- **TASK PROMPT**: The records underneath are to be repeated exactly, with the pictures left out.

Dataset items:
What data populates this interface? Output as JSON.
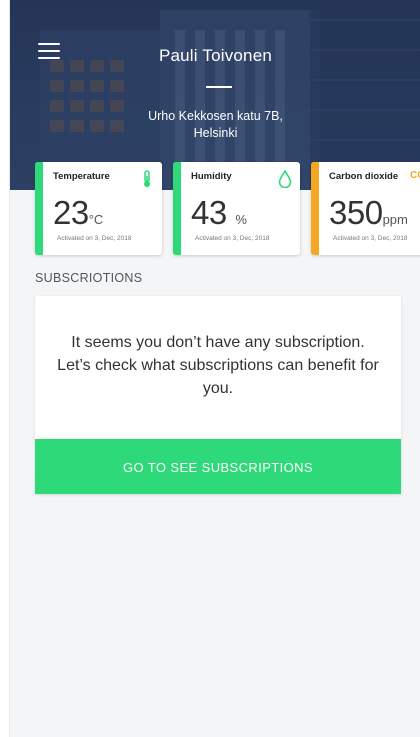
{
  "header": {
    "user_name": "Pauli Toivonen",
    "address_line1": "Urho Kekkosen katu 7B,",
    "address_line2": "Helsinki"
  },
  "sensors": [
    {
      "label": "Temperature",
      "value": "23",
      "unit": "°C",
      "activated": "Activated on 3, Dec, 2018",
      "icon": "thermometer-icon",
      "color": "#2ed97a"
    },
    {
      "label": "Humidity",
      "value": "43",
      "unit": "%",
      "activated": "Activated on 3, Dec, 2018",
      "icon": "water-drop-icon",
      "color": "#2ed97a"
    },
    {
      "label": "Carbon dioxide",
      "value": "350",
      "unit": "ppm",
      "activated": "Activated on 3, Dec, 2018",
      "icon": "co2-icon",
      "icon_text": "CO",
      "color": "#f5a623"
    }
  ],
  "subscriptions": {
    "title": "SUBSCRIOTIONS",
    "message": "It seems you don’t have any subscription. Let’s check what subscriptions can benefit for you.",
    "button_label": "GO TO SEE SUBSCRIPTIONS"
  },
  "colors": {
    "accent": "#2ed97a",
    "warning": "#f5a623",
    "header": "#2c3e63"
  }
}
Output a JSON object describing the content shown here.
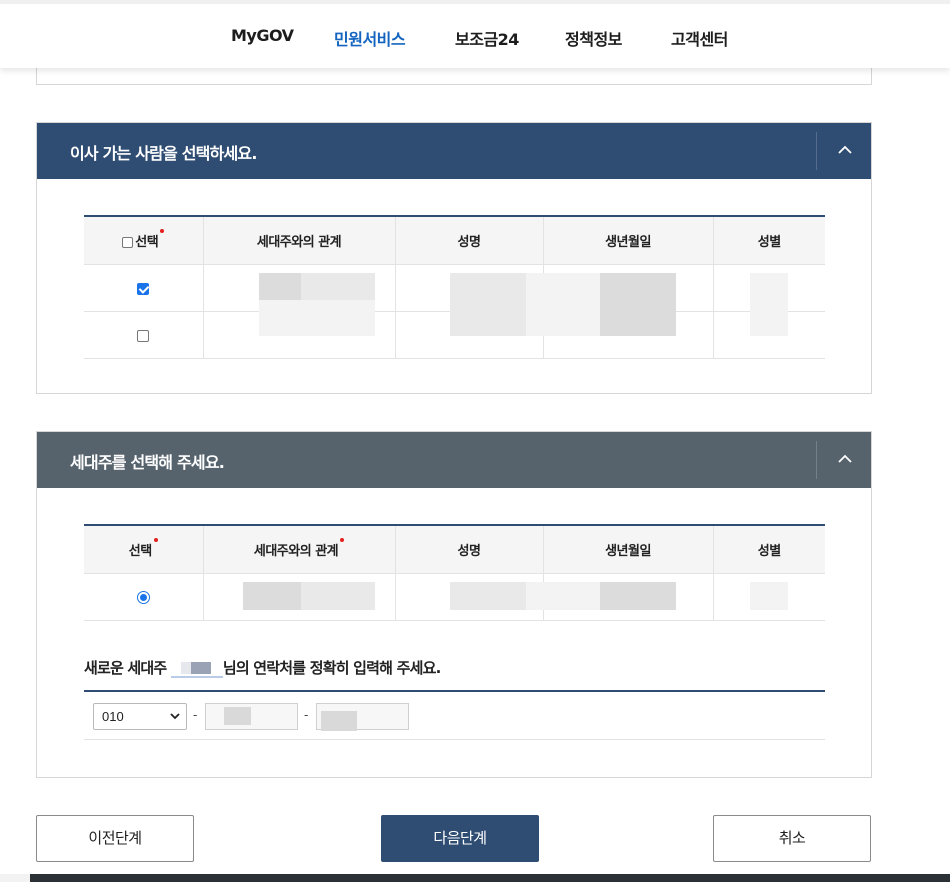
{
  "nav": {
    "items": [
      {
        "label": "MyGOV",
        "active": false
      },
      {
        "label": "민원서비스",
        "active": true
      },
      {
        "label": "보조금24",
        "active": false
      },
      {
        "label": "정책정보",
        "active": false
      },
      {
        "label": "고객센터",
        "active": false
      }
    ]
  },
  "section_movers": {
    "title": "이사 가는 사람을 선택하세요.",
    "header_color": "#2f4d73",
    "columns": [
      "선택",
      "세대주와의 관계",
      "성명",
      "생년월일",
      "성별"
    ],
    "rows": [
      {
        "selected": true
      },
      {
        "selected": false
      }
    ]
  },
  "section_head": {
    "title": "세대주를 선택해 주세요.",
    "header_color": "#56636d",
    "columns": [
      "선택",
      "세대주와의 관계",
      "성명",
      "생년월일",
      "성별"
    ],
    "rows": [
      {
        "selected": true
      }
    ],
    "contact_prompt_prefix": "새로운 세대주",
    "contact_prompt_suffix": "님의 연락처를 정확히 입력해 주세요.",
    "phone_prefix": "010",
    "separator": "-"
  },
  "buttons": {
    "prev": "이전단계",
    "next": "다음단계",
    "cancel": "취소"
  }
}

- **EXERCISE RESULT**:
What data populates this interface? Output as JSON.
{
  "header": {
    "user_name": "Pauli Toivonen",
    "address_line1": "Urho Kekkosen katu 7B,",
    "address_line2": "Helsinki"
  },
  "sensors": [
    {
      "label": "Temperature",
      "value": "23",
      "unit": "°C",
      "activated": "Activated on 3, Dec, 2018",
      "icon": "thermometer-icon",
      "color": "#2ed97a"
    },
    {
      "label": "Humidity",
      "value": "43",
      "unit": "%",
      "activated": "Activated on 3, Dec, 2018",
      "icon": "water-drop-icon",
      "color": "#2ed97a"
    },
    {
      "label": "Carbon dioxide",
      "value": "350",
      "unit": "ppm",
      "activated": "Activated on 3, Dec, 2018",
      "icon": "co2-icon",
      "icon_text": "CO",
      "color": "#f5a623"
    }
  ],
  "subscriptions": {
    "title": "SUBSCRIOTIONS",
    "message": "It seems you don’t have any subscription. Let’s check what subscriptions can benefit for you.",
    "button_label": "GO TO SEE SUBSCRIPTIONS"
  },
  "colors": {
    "accent": "#2ed97a",
    "warning": "#f5a623",
    "header": "#2c3e63"
  }
}
Output a JSON object describing the content shown here.
{
  "nav": {
    "items": [
      {
        "label": "MyGOV",
        "active": false
      },
      {
        "label": "민원서비스",
        "active": true
      },
      {
        "label": "보조금24",
        "active": false
      },
      {
        "label": "정책정보",
        "active": false
      },
      {
        "label": "고객센터",
        "active": false
      }
    ]
  },
  "section_movers": {
    "title": "이사 가는 사람을 선택하세요.",
    "header_color": "#2f4d73",
    "columns": [
      "선택",
      "세대주와의 관계",
      "성명",
      "생년월일",
      "성별"
    ],
    "rows": [
      {
        "selected": true
      },
      {
        "selected": false
      }
    ]
  },
  "section_head": {
    "title": "세대주를 선택해 주세요.",
    "header_color": "#56636d",
    "columns": [
      "선택",
      "세대주와의 관계",
      "성명",
      "생년월일",
      "성별"
    ],
    "rows": [
      {
        "selected": true
      }
    ],
    "contact_prompt_prefix": "새로운 세대주",
    "contact_prompt_suffix": "님의 연락처를 정확히 입력해 주세요.",
    "phone_prefix": "010",
    "separator": "-"
  },
  "buttons": {
    "prev": "이전단계",
    "next": "다음단계",
    "cancel": "취소"
  }
}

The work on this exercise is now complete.